— The task —
Transcribe the records that follow. Keep every word exactly, and drop the pictures.

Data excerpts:
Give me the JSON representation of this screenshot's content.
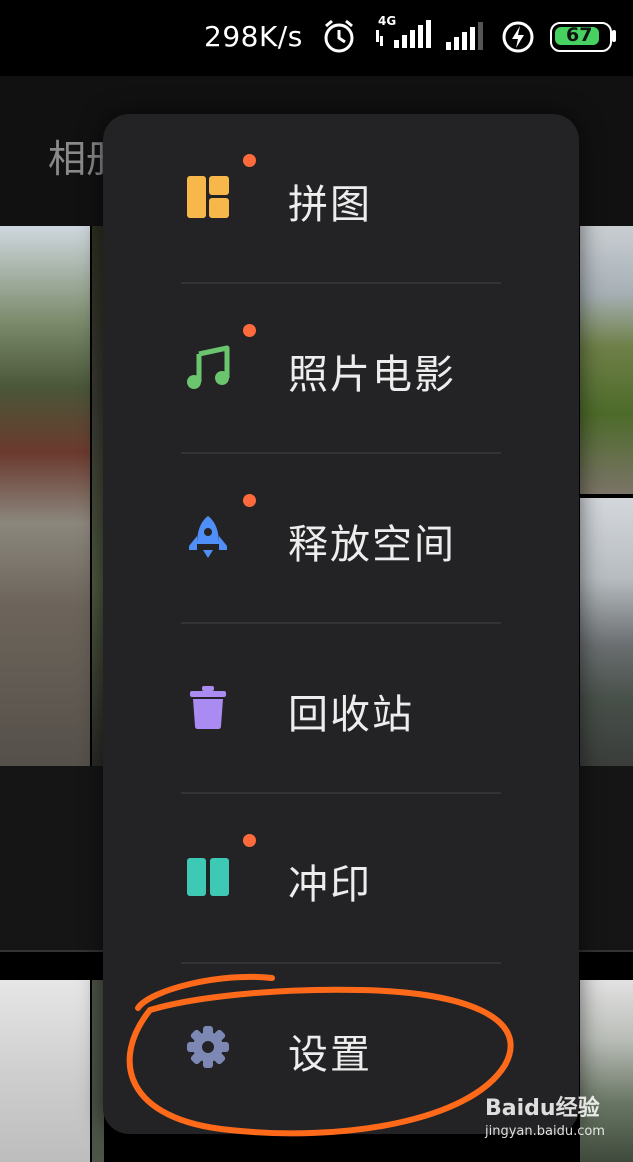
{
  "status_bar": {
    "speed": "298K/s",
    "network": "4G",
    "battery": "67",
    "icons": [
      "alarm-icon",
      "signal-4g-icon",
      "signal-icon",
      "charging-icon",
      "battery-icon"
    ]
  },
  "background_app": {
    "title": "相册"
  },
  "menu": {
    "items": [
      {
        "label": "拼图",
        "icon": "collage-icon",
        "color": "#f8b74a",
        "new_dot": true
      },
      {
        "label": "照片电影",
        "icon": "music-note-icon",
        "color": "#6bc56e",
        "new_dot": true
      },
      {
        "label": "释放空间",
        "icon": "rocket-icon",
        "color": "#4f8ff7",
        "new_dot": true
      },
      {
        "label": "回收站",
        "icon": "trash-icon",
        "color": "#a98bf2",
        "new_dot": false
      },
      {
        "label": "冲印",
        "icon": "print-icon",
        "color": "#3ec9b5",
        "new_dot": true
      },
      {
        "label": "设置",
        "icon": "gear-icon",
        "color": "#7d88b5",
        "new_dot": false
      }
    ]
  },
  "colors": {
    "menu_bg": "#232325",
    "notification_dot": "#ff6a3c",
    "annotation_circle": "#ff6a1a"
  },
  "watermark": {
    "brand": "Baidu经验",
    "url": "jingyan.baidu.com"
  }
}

— The answer —
Give me the JSON representation of this screenshot's content.
{
  "status_bar": {
    "speed": "298K/s",
    "network": "4G",
    "battery": "67",
    "icons": [
      "alarm-icon",
      "signal-4g-icon",
      "signal-icon",
      "charging-icon",
      "battery-icon"
    ]
  },
  "background_app": {
    "title": "相册"
  },
  "menu": {
    "items": [
      {
        "label": "拼图",
        "icon": "collage-icon",
        "color": "#f8b74a",
        "new_dot": true
      },
      {
        "label": "照片电影",
        "icon": "music-note-icon",
        "color": "#6bc56e",
        "new_dot": true
      },
      {
        "label": "释放空间",
        "icon": "rocket-icon",
        "color": "#4f8ff7",
        "new_dot": true
      },
      {
        "label": "回收站",
        "icon": "trash-icon",
        "color": "#a98bf2",
        "new_dot": false
      },
      {
        "label": "冲印",
        "icon": "print-icon",
        "color": "#3ec9b5",
        "new_dot": true
      },
      {
        "label": "设置",
        "icon": "gear-icon",
        "color": "#7d88b5",
        "new_dot": false
      }
    ]
  },
  "colors": {
    "menu_bg": "#232325",
    "notification_dot": "#ff6a3c",
    "annotation_circle": "#ff6a1a"
  },
  "watermark": {
    "brand": "Baidu经验",
    "url": "jingyan.baidu.com"
  }
}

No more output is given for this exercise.